>> Start
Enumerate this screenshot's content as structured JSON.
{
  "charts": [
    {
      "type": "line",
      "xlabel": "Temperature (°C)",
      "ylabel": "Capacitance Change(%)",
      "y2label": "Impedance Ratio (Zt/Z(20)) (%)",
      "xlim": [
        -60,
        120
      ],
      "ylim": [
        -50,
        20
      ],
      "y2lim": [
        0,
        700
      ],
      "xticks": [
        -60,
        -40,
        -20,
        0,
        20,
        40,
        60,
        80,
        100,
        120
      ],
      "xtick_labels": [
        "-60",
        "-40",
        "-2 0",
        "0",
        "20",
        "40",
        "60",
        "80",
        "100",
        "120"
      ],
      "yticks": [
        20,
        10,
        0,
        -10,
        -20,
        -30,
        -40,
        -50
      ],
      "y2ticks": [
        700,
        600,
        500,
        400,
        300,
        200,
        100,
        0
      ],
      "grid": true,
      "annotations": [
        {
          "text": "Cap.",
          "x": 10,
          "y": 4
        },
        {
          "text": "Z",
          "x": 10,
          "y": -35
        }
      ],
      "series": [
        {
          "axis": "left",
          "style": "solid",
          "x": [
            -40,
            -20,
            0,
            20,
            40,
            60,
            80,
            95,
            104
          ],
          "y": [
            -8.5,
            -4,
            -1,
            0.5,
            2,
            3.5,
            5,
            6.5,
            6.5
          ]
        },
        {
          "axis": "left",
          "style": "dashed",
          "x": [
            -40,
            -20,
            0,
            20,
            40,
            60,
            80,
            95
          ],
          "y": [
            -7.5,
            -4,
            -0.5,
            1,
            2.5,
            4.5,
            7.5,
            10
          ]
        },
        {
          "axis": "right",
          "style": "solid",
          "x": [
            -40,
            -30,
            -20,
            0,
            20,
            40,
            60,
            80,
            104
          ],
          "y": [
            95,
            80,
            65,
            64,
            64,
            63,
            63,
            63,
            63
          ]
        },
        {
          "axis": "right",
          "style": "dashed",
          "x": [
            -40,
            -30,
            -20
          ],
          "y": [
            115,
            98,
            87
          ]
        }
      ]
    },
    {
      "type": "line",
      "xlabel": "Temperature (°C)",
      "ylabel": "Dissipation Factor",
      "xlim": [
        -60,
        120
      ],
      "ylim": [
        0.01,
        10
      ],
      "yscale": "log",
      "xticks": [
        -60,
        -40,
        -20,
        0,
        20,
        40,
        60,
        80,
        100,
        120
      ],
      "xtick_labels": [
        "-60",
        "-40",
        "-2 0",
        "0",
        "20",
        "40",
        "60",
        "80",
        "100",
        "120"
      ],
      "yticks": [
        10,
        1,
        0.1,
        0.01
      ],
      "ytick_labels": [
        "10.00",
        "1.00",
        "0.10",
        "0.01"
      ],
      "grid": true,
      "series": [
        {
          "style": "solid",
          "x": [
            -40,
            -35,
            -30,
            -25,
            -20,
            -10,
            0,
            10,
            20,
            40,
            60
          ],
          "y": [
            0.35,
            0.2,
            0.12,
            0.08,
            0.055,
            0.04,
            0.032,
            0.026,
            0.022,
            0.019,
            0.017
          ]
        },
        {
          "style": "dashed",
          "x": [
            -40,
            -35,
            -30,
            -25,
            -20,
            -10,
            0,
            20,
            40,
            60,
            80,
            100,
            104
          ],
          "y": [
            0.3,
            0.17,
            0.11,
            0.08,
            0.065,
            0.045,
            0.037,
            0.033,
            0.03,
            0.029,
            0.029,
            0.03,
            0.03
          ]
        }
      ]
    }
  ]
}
>> End
■ **WHAT TO WORK ON**: Restate every entry word for word.

■ **CORRECT RESPONSE**:
Enumerate this screenshot's content as structured JSON.
{
  "charts": [
    {
      "type": "line",
      "xlabel": "Temperature (°C)",
      "ylabel": "Capacitance Change(%)",
      "y2label": "Impedance Ratio (Zt/Z(20)) (%)",
      "xlim": [
        -60,
        120
      ],
      "ylim": [
        -50,
        20
      ],
      "y2lim": [
        0,
        700
      ],
      "xticks": [
        -60,
        -40,
        -20,
        0,
        20,
        40,
        60,
        80,
        100,
        120
      ],
      "xtick_labels": [
        "-60",
        "-40",
        "-2 0",
        "0",
        "20",
        "40",
        "60",
        "80",
        "100",
        "120"
      ],
      "yticks": [
        20,
        10,
        0,
        -10,
        -20,
        -30,
        -40,
        -50
      ],
      "y2ticks": [
        700,
        600,
        500,
        400,
        300,
        200,
        100,
        0
      ],
      "grid": true,
      "annotations": [
        {
          "text": "Cap.",
          "x": 10,
          "y": 4
        },
        {
          "text": "Z",
          "x": 10,
          "y": -35
        }
      ],
      "series": [
        {
          "axis": "left",
          "style": "solid",
          "x": [
            -40,
            -20,
            0,
            20,
            40,
            60,
            80,
            95,
            104
          ],
          "y": [
            -8.5,
            -4,
            -1,
            0.5,
            2,
            3.5,
            5,
            6.5,
            6.5
          ]
        },
        {
          "axis": "left",
          "style": "dashed",
          "x": [
            -40,
            -20,
            0,
            20,
            40,
            60,
            80,
            95
          ],
          "y": [
            -7.5,
            -4,
            -0.5,
            1,
            2.5,
            4.5,
            7.5,
            10
          ]
        },
        {
          "axis": "right",
          "style": "solid",
          "x": [
            -40,
            -30,
            -20,
            0,
            20,
            40,
            60,
            80,
            104
          ],
          "y": [
            95,
            80,
            65,
            64,
            64,
            63,
            63,
            63,
            63
          ]
        },
        {
          "axis": "right",
          "style": "dashed",
          "x": [
            -40,
            -30,
            -20
          ],
          "y": [
            115,
            98,
            87
          ]
        }
      ]
    },
    {
      "type": "line",
      "xlabel": "Temperature (°C)",
      "ylabel": "Dissipation Factor",
      "xlim": [
        -60,
        120
      ],
      "ylim": [
        0.01,
        10
      ],
      "yscale": "log",
      "xticks": [
        -60,
        -40,
        -20,
        0,
        20,
        40,
        60,
        80,
        100,
        120
      ],
      "xtick_labels": [
        "-60",
        "-40",
        "-2 0",
        "0",
        "20",
        "40",
        "60",
        "80",
        "100",
        "120"
      ],
      "yticks": [
        10,
        1,
        0.1,
        0.01
      ],
      "ytick_labels": [
        "10.00",
        "1.00",
        "0.10",
        "0.01"
      ],
      "grid": true,
      "series": [
        {
          "style": "solid",
          "x": [
            -40,
            -35,
            -30,
            -25,
            -20,
            -10,
            0,
            10,
            20,
            40,
            60
          ],
          "y": [
            0.35,
            0.2,
            0.12,
            0.08,
            0.055,
            0.04,
            0.032,
            0.026,
            0.022,
            0.019,
            0.017
          ]
        },
        {
          "style": "dashed",
          "x": [
            -40,
            -35,
            -30,
            -25,
            -20,
            -10,
            0,
            20,
            40,
            60,
            80,
            100,
            104
          ],
          "y": [
            0.3,
            0.17,
            0.11,
            0.08,
            0.065,
            0.045,
            0.037,
            0.033,
            0.03,
            0.029,
            0.029,
            0.03,
            0.03
          ]
        }
      ]
    }
  ]
}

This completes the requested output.